_Exercise requirements_:
Find each line that has the string "station" and give the total, with nothing else.

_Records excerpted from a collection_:
____________
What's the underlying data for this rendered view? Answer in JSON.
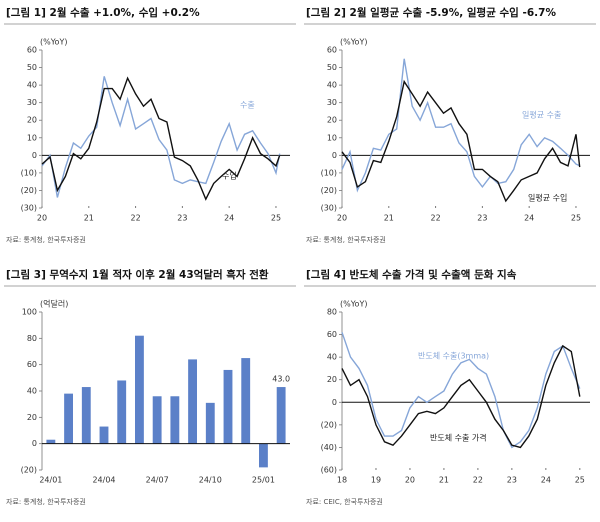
{
  "chart_data": [
    {
      "type": "line",
      "title": "[그림 1] 2월 수출 +1.0%, 수입 +0.2%",
      "y_label": "(%YoY)",
      "source": "자료: 통계청, 한국투자증권",
      "x": [
        20,
        20.17,
        20.33,
        20.5,
        20.67,
        20.83,
        21,
        21.17,
        21.33,
        21.5,
        21.67,
        21.83,
        22,
        22.17,
        22.33,
        22.5,
        22.67,
        22.83,
        23,
        23.17,
        23.33,
        23.5,
        23.67,
        23.83,
        24,
        24.17,
        24.33,
        24.5,
        24.67,
        24.83,
        25,
        25.08
      ],
      "series": [
        {
          "name": "수출",
          "color": "#86a6d8",
          "values": [
            -6,
            0,
            -24,
            -7,
            7,
            4,
            11,
            16,
            45,
            30,
            17,
            32,
            15,
            18,
            21,
            9,
            3,
            -14,
            -16,
            -14,
            -15,
            -16,
            -4,
            8,
            18,
            3,
            12,
            14,
            7,
            1,
            -10,
            1
          ]
        },
        {
          "name": "수입",
          "color": "#111111",
          "values": [
            -5,
            -1,
            -20,
            -12,
            1,
            -2,
            4,
            19,
            38,
            38,
            32,
            44,
            35,
            28,
            32,
            21,
            19,
            -1,
            -3,
            -6,
            -14,
            -25,
            -16,
            -12,
            -8,
            -12,
            -2,
            10,
            1,
            -2,
            -6,
            0
          ]
        }
      ],
      "xlim": [
        20,
        25.3
      ],
      "xticks": [
        20,
        21,
        22,
        23,
        24,
        25
      ],
      "ylim": [
        -30,
        60
      ],
      "yticks": [
        {
          "value": -30,
          "label": "(30)"
        },
        {
          "value": -20,
          "label": "(20)"
        },
        {
          "value": -10,
          "label": "(10)"
        },
        0,
        10,
        20,
        30,
        40,
        50,
        60
      ]
    },
    {
      "type": "line",
      "title": "[그림 2] 2월 일평균 수출 -5.9%, 일평균 수입 -6.7%",
      "y_label": "(%YoY)",
      "source": "자료: 통계청, 한국투자증권",
      "x": [
        20,
        20.17,
        20.33,
        20.5,
        20.67,
        20.83,
        21,
        21.17,
        21.33,
        21.5,
        21.67,
        21.83,
        22,
        22.17,
        22.33,
        22.5,
        22.67,
        22.83,
        23,
        23.17,
        23.33,
        23.5,
        23.67,
        23.83,
        24,
        24.17,
        24.33,
        24.5,
        24.67,
        24.83,
        25,
        25.08
      ],
      "series": [
        {
          "name": "일평균 수출",
          "color": "#86a6d8",
          "values": [
            -8,
            2,
            -20,
            -10,
            4,
            3,
            12,
            15,
            55,
            28,
            20,
            30,
            16,
            16,
            18,
            7,
            2,
            -12,
            -18,
            -12,
            -16,
            -15,
            -8,
            6,
            12,
            5,
            10,
            8,
            4,
            0,
            -5,
            -5.9
          ]
        },
        {
          "name": "일평균 수입",
          "color": "#111111",
          "values": [
            2,
            -4,
            -18,
            -15,
            -3,
            -4,
            8,
            22,
            42,
            35,
            28,
            36,
            30,
            24,
            27,
            18,
            12,
            -8,
            -8,
            -12,
            -15,
            -26,
            -20,
            -14,
            -12,
            -10,
            -2,
            4,
            -4,
            -6,
            12,
            -6.7
          ]
        }
      ],
      "xlim": [
        20,
        25.3
      ],
      "xticks": [
        20,
        21,
        22,
        23,
        24,
        25
      ],
      "ylim": [
        -30,
        60
      ],
      "yticks": [
        {
          "value": -30,
          "label": "(30)"
        },
        {
          "value": -20,
          "label": "(20)"
        },
        {
          "value": -10,
          "label": "(10)"
        },
        0,
        10,
        20,
        30,
        40,
        50,
        60
      ]
    },
    {
      "type": "bar",
      "title": "[그림 3] 무역수지 1월 적자 이후 2월 43억달러 흑자 전환",
      "y_label": "(억달러)",
      "source": "자료: 통계청, 한국투자증권",
      "categories": [
        "24/01",
        null,
        null,
        "24/04",
        null,
        null,
        "24/07",
        null,
        null,
        "24/10",
        null,
        null,
        "25/01",
        null
      ],
      "values": [
        3,
        38,
        43,
        13,
        48,
        82,
        36,
        36,
        64,
        31,
        56,
        65,
        -18,
        43
      ],
      "value_labels": [
        null,
        null,
        null,
        null,
        null,
        null,
        null,
        null,
        null,
        null,
        null,
        null,
        null,
        "43.0"
      ],
      "color": "#5b80c8",
      "ylim": [
        -20,
        100
      ],
      "yticks": [
        {
          "value": -20,
          "label": "(20)"
        },
        0,
        20,
        40,
        60,
        80,
        100
      ]
    },
    {
      "type": "line",
      "title": "[그림 4] 반도체 수출 가격 및 수출액 둔화 지속",
      "y_label": "(%YoY)",
      "source": "자료: CEIC, 한국투자증권",
      "x": [
        18,
        18.25,
        18.5,
        18.75,
        19,
        19.25,
        19.5,
        19.75,
        20,
        20.25,
        20.5,
        20.75,
        21,
        21.25,
        21.5,
        21.75,
        22,
        22.25,
        22.5,
        22.75,
        23,
        23.25,
        23.5,
        23.75,
        24,
        24.25,
        24.5,
        24.75,
        25
      ],
      "series": [
        {
          "name": "반도체 수출(3mma)",
          "color": "#86a6d8",
          "values": [
            62,
            40,
            30,
            15,
            -15,
            -30,
            -30,
            -25,
            -5,
            5,
            0,
            5,
            10,
            25,
            35,
            38,
            30,
            25,
            5,
            -25,
            -40,
            -35,
            -25,
            -5,
            25,
            45,
            50,
            30,
            12
          ]
        },
        {
          "name": "반도체 수출 가격",
          "color": "#111111",
          "values": [
            30,
            15,
            20,
            5,
            -20,
            -35,
            -38,
            -30,
            -20,
            -10,
            -8,
            -10,
            -5,
            5,
            15,
            20,
            10,
            0,
            -15,
            -25,
            -38,
            -40,
            -30,
            -15,
            15,
            35,
            50,
            45,
            5
          ]
        }
      ],
      "xlim": [
        18,
        25.3
      ],
      "xticks": [
        18,
        19,
        20,
        21,
        22,
        23,
        24,
        25
      ],
      "ylim": [
        -60,
        80
      ],
      "yticks": [
        {
          "value": -60,
          "label": "(60)"
        },
        {
          "value": -40,
          "label": "(40)"
        },
        {
          "value": -20,
          "label": "(20)"
        },
        0,
        20,
        40,
        60,
        80
      ]
    }
  ]
}
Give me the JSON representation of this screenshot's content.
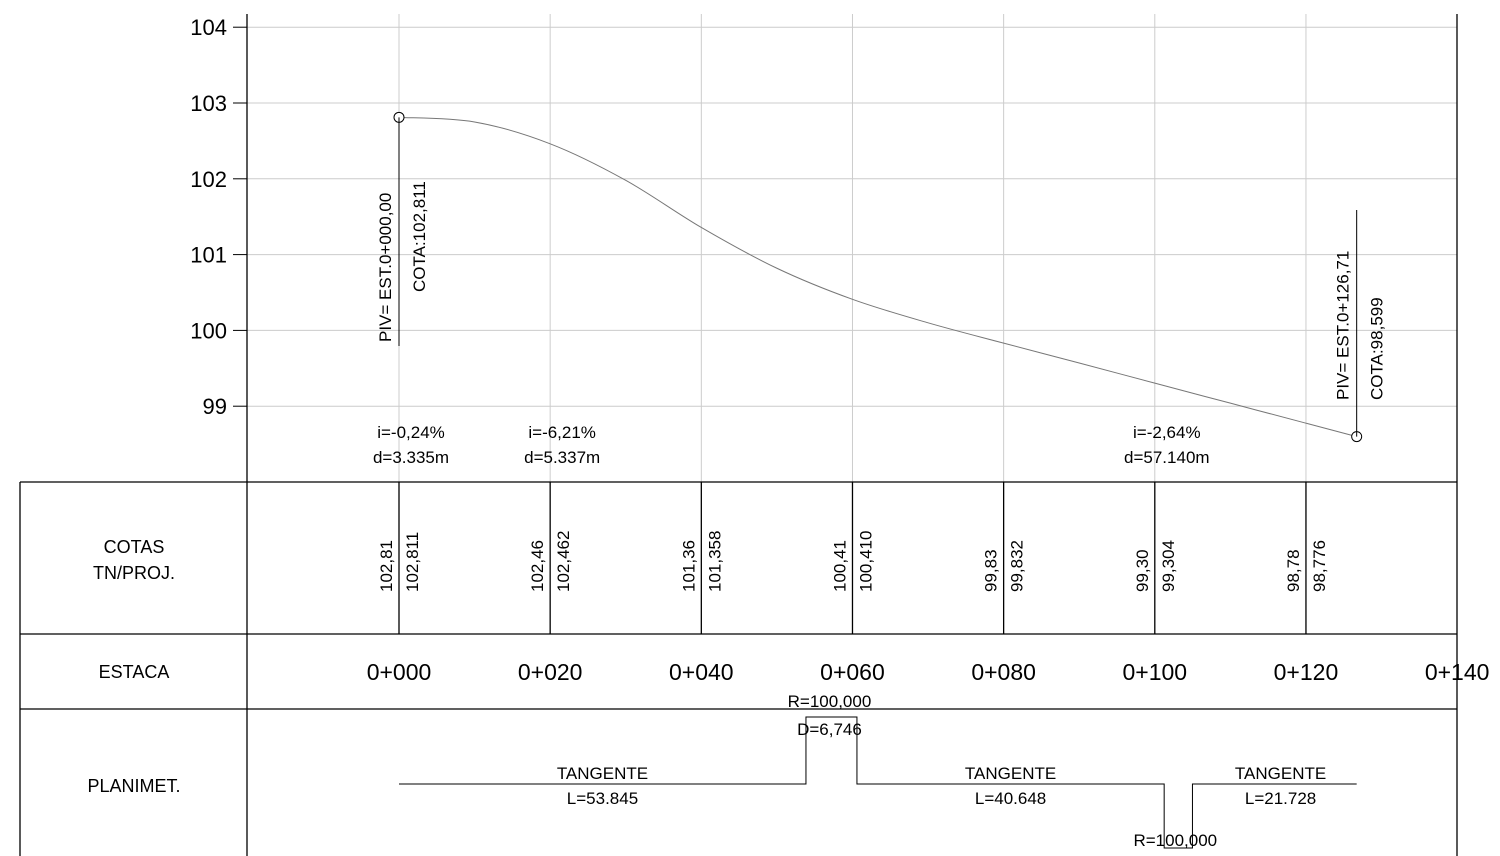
{
  "chart_data": {
    "type": "line",
    "title": "",
    "xlabel": "",
    "ylabel": "",
    "xlim": [
      -20,
      140
    ],
    "ylim": [
      98,
      104
    ],
    "y_ticks": [
      104,
      103,
      102,
      101,
      100,
      99
    ],
    "grid": true,
    "profile": {
      "x": [
        0,
        10,
        20,
        30,
        40,
        50,
        60,
        70,
        80,
        90,
        100,
        110,
        120,
        126.71
      ],
      "y": [
        102.811,
        102.75,
        102.462,
        101.98,
        101.358,
        100.82,
        100.41,
        100.1,
        99.832,
        99.57,
        99.304,
        99.04,
        98.776,
        98.599
      ]
    },
    "pivs": [
      {
        "x": 0,
        "y": 102.811,
        "station": "PIV= EST.0+000,00",
        "cota": "COTA:102,811"
      },
      {
        "x": 126.71,
        "y": 98.599,
        "station": "PIV= EST.0+126,71",
        "cota": "COTA:98,599"
      }
    ],
    "slopes": [
      {
        "x": 0,
        "i": "i=-0,24%",
        "d": "d=3.335m"
      },
      {
        "x": 20,
        "i": "i=-6,21%",
        "d": "d=5.337m"
      },
      {
        "x": 100,
        "i": "i=-2,64%",
        "d": "d=57.140m"
      }
    ]
  },
  "table": {
    "rows": {
      "cotas": [
        "COTAS",
        "TN/PROJ."
      ],
      "estaca": "ESTACA",
      "planimet": "PLANIMET."
    },
    "cotas": [
      {
        "x": 0,
        "tn": "102,81",
        "proj": "102,811"
      },
      {
        "x": 20,
        "tn": "102,46",
        "proj": "102,462"
      },
      {
        "x": 40,
        "tn": "101,36",
        "proj": "101,358"
      },
      {
        "x": 60,
        "tn": "100,41",
        "proj": "100,410"
      },
      {
        "x": 80,
        "tn": "99,83",
        "proj": "99,832"
      },
      {
        "x": 100,
        "tn": "99,30",
        "proj": "99,304"
      },
      {
        "x": 120,
        "tn": "98,78",
        "proj": "98,776"
      }
    ],
    "estacas": [
      {
        "x": 0,
        "label": "0+000"
      },
      {
        "x": 20,
        "label": "0+020"
      },
      {
        "x": 40,
        "label": "0+040"
      },
      {
        "x": 60,
        "label": "0+060"
      },
      {
        "x": 80,
        "label": "0+080"
      },
      {
        "x": 100,
        "label": "0+100"
      },
      {
        "x": 120,
        "label": "0+120"
      },
      {
        "x": 140,
        "label": "0+140"
      }
    ],
    "planimetria": {
      "tangents": [
        {
          "x0": 0,
          "x1": 53.845,
          "label": "TANGENTE",
          "length": "L=53.845"
        },
        {
          "x0": 60.591,
          "x1": 101.239,
          "label": "TANGENTE",
          "length": "L=40.648"
        },
        {
          "x0": 104.982,
          "x1": 126.71,
          "label": "TANGENTE",
          "length": "L=21.728"
        }
      ],
      "curves": [
        {
          "x0": 53.845,
          "x1": 60.591,
          "direction": "up",
          "radius": "R=100,000",
          "deflection": "D=6,746"
        },
        {
          "x0": 101.239,
          "x1": 104.982,
          "direction": "down",
          "radius": "R=100,000"
        }
      ]
    }
  }
}
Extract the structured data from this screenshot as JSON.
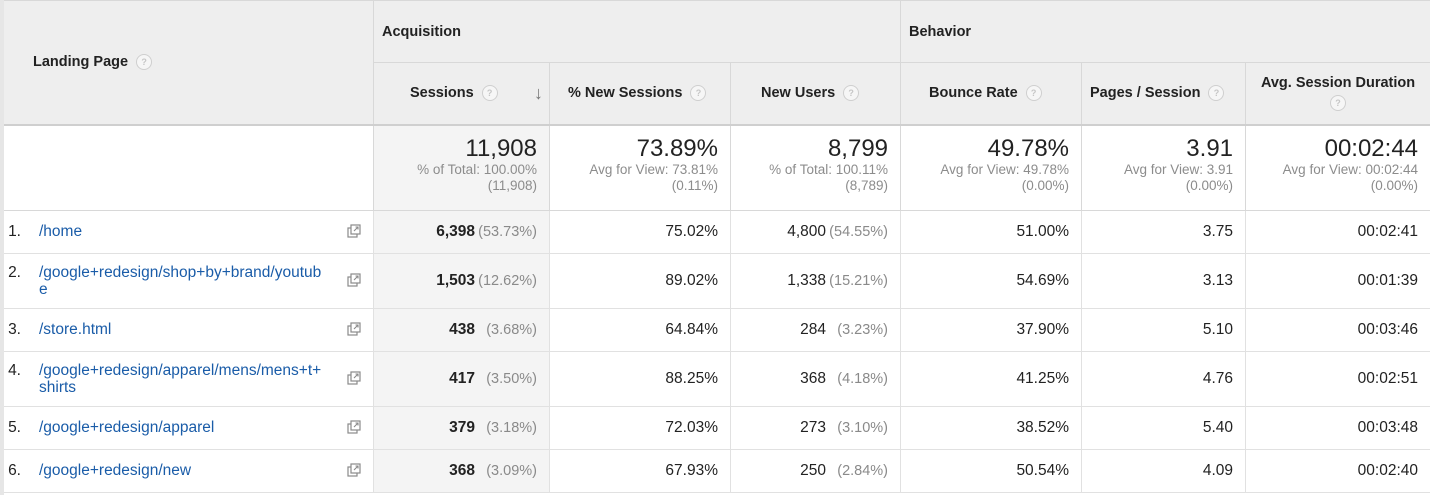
____________
_Exercise result_:
2